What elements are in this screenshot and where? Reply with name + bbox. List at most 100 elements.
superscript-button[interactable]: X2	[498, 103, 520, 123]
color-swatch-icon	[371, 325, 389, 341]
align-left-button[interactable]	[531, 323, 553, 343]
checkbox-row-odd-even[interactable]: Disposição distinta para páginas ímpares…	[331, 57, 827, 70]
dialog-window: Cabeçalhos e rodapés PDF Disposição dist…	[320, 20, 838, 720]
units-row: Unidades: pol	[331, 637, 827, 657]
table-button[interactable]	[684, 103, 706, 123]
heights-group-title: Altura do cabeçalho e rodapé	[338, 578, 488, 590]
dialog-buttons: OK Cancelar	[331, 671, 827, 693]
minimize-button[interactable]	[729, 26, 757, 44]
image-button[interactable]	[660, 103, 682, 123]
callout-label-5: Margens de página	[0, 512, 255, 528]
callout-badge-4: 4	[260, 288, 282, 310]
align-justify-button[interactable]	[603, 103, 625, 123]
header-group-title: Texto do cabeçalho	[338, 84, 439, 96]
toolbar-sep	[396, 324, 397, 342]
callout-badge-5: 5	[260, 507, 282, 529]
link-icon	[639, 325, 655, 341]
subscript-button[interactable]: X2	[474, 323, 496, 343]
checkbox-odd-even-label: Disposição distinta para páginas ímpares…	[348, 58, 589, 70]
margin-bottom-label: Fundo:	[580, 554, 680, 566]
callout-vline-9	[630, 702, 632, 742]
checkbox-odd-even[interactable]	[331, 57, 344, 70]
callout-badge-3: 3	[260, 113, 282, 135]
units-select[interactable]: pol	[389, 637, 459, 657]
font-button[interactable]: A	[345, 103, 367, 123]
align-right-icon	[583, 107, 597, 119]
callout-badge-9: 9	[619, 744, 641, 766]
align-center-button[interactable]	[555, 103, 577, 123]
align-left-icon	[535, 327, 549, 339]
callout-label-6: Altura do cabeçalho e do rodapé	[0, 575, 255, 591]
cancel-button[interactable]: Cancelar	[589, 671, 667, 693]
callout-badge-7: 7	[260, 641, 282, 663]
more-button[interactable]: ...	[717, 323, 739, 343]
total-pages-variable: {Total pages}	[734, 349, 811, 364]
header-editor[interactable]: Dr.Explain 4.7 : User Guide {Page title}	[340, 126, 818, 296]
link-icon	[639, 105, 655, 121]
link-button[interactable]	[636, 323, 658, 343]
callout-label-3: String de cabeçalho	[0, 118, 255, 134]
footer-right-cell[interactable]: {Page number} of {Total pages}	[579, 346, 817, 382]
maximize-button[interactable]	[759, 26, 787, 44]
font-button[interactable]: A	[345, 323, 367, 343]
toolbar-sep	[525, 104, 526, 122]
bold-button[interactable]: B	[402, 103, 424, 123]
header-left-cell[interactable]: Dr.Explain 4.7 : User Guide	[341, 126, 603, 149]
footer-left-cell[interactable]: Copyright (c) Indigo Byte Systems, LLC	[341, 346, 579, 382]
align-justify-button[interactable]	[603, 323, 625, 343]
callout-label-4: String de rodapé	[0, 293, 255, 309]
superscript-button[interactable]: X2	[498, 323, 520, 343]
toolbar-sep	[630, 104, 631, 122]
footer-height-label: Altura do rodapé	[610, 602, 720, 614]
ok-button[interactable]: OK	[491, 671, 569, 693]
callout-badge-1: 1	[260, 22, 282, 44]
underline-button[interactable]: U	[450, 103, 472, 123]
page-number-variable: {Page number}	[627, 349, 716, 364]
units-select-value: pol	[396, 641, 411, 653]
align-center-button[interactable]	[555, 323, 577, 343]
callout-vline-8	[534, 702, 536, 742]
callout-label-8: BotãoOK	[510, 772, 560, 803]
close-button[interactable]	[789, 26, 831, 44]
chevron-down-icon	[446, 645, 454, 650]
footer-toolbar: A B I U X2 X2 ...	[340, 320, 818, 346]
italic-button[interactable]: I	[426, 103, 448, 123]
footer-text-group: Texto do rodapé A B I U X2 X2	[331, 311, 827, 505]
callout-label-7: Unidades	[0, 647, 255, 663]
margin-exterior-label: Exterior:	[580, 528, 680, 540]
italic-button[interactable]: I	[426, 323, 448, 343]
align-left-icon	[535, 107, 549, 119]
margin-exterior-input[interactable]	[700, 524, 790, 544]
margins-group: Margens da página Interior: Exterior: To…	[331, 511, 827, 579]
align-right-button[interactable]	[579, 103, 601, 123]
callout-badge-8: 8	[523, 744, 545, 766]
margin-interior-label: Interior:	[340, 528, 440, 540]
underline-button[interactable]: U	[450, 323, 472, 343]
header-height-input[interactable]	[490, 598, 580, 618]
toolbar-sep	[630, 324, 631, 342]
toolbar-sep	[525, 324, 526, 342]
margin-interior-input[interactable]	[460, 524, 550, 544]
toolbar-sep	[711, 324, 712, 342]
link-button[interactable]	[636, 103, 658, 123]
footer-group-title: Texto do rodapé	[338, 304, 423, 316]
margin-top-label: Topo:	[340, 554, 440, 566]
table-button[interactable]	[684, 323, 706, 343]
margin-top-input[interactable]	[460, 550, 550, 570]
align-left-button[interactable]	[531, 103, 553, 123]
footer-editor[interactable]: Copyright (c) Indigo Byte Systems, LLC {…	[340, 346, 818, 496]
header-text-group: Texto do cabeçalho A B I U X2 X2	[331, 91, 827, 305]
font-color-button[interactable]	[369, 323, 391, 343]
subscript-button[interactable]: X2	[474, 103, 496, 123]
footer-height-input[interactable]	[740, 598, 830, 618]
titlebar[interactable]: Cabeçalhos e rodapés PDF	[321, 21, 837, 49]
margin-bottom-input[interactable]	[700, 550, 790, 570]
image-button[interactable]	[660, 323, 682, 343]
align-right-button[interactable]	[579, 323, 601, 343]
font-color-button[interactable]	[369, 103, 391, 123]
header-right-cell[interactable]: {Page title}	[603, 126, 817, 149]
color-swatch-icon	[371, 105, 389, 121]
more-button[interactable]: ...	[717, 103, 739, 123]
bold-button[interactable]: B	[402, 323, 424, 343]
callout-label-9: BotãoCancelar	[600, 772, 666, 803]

#### WHAT TO DO
Pull out each line of the entries above that contains the word "Copyright".

#### SOLUTION TO THIS TASK
footer-left-cell[interactable]: Copyright (c) Indigo Byte Systems, LLC	[341, 346, 579, 382]
footer-editor[interactable]: Copyright (c) Indigo Byte Systems, LLC {…	[340, 346, 818, 496]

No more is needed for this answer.